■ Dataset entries
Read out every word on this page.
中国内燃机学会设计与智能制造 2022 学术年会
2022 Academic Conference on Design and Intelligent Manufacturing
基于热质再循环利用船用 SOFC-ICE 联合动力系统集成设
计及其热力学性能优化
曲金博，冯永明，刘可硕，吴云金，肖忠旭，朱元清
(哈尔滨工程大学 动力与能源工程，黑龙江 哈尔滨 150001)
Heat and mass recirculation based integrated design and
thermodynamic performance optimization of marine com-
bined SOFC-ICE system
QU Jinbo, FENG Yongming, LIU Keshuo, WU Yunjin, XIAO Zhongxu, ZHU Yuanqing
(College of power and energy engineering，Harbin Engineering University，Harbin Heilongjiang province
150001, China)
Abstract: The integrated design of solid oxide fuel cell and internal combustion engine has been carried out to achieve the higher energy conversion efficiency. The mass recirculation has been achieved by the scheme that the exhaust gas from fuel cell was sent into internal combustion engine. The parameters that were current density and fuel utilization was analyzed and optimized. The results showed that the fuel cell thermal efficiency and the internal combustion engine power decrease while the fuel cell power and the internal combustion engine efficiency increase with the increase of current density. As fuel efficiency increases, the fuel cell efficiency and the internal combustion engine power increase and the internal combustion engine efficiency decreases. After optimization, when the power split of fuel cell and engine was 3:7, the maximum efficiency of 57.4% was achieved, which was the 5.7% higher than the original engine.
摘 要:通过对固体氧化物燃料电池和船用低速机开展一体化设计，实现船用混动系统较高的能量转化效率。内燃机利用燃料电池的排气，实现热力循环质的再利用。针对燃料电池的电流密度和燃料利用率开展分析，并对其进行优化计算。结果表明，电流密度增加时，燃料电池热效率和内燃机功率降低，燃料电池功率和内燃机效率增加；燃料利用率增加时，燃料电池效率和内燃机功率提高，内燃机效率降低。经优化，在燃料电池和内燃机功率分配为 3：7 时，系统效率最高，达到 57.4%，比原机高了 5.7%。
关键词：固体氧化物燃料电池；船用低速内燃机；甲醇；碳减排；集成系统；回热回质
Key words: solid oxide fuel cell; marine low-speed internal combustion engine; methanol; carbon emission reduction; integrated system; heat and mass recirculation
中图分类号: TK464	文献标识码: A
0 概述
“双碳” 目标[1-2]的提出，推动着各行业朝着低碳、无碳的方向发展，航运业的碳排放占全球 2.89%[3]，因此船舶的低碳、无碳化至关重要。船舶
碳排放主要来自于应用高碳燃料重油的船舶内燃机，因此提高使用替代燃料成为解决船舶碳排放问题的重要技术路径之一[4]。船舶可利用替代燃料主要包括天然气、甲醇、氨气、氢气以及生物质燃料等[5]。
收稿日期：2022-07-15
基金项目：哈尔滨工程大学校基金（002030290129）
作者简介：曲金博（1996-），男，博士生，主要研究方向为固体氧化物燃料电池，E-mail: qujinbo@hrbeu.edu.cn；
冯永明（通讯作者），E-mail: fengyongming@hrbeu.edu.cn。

■ Written exercise
Look through the records and gather every line containing "cell".

■ Final result
Abstract: The integrated design of solid oxide fuel cell and internal combustion engine has been carried out to achieve the higher energy conversion efficiency. The mass recirculation has been achieved by the scheme that the exhaust gas from fuel cell was sent into internal combustion engine. The parameters that were current density and fuel utilization was analyzed and optimized. The results showed that the fuel cell thermal efficiency and the internal combustion engine power decrease while the fuel cell power and the internal combustion engine efficiency increase with the increase of current density. As fuel efficiency increases, the fuel cell efficiency and the internal combustion engine power increase and the internal combustion engine efficiency decreases. After optimization, when the power split of fuel cell and engine was 3:7, the maximum efficiency of 57.4% was achieved, which was the 5.7% higher than the original engine.
Key words: solid oxide fuel cell; marine low-speed internal combustion engine; methanol; carbon emission reduction; integrated system; heat and mass recirculation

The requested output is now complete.